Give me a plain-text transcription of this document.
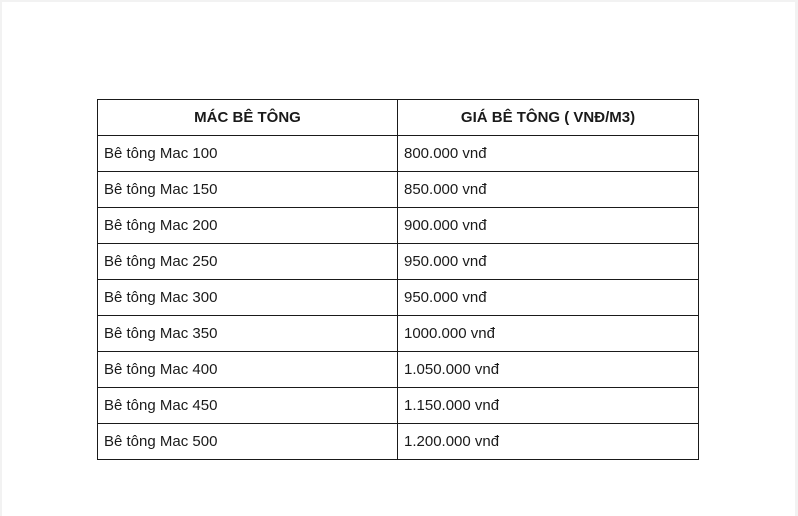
MÁC BÊ TÔNG	GIÁ BÊ TÔNG ( VNĐ/M3)
Bê tông Mac 100	800.000 vnđ
Bê tông Mac 150	850.000 vnđ
Bê tông Mac 200	900.000 vnđ
Bê tông Mac 250	950.000 vnđ
Bê tông Mac 300	950.000 vnđ
Bê tông Mac 350	1000.000 vnđ
Bê tông Mac 400	1.050.000 vnđ
Bê tông Mac 450	1.150.000 vnđ
Bê tông Mac 500	1.200.000 vnđ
-----
## Problem requirements
Copy the records word for word, leaving no picture in the copy.

## Complete output
Give me a plain-text transcription of this document.
MÁC BÊ TÔNG	GIÁ BÊ TÔNG ( VNĐ/M3)
Bê tông Mac 100	800.000 vnđ
Bê tông Mac 150	850.000 vnđ
Bê tông Mac 200	900.000 vnđ
Bê tông Mac 250	950.000 vnđ
Bê tông Mac 300	950.000 vnđ
Bê tông Mac 350	1000.000 vnđ
Bê tông Mac 400	1.050.000 vnđ
Bê tông Mac 450	1.150.000 vnđ
Bê tông Mac 500	1.200.000 vnđ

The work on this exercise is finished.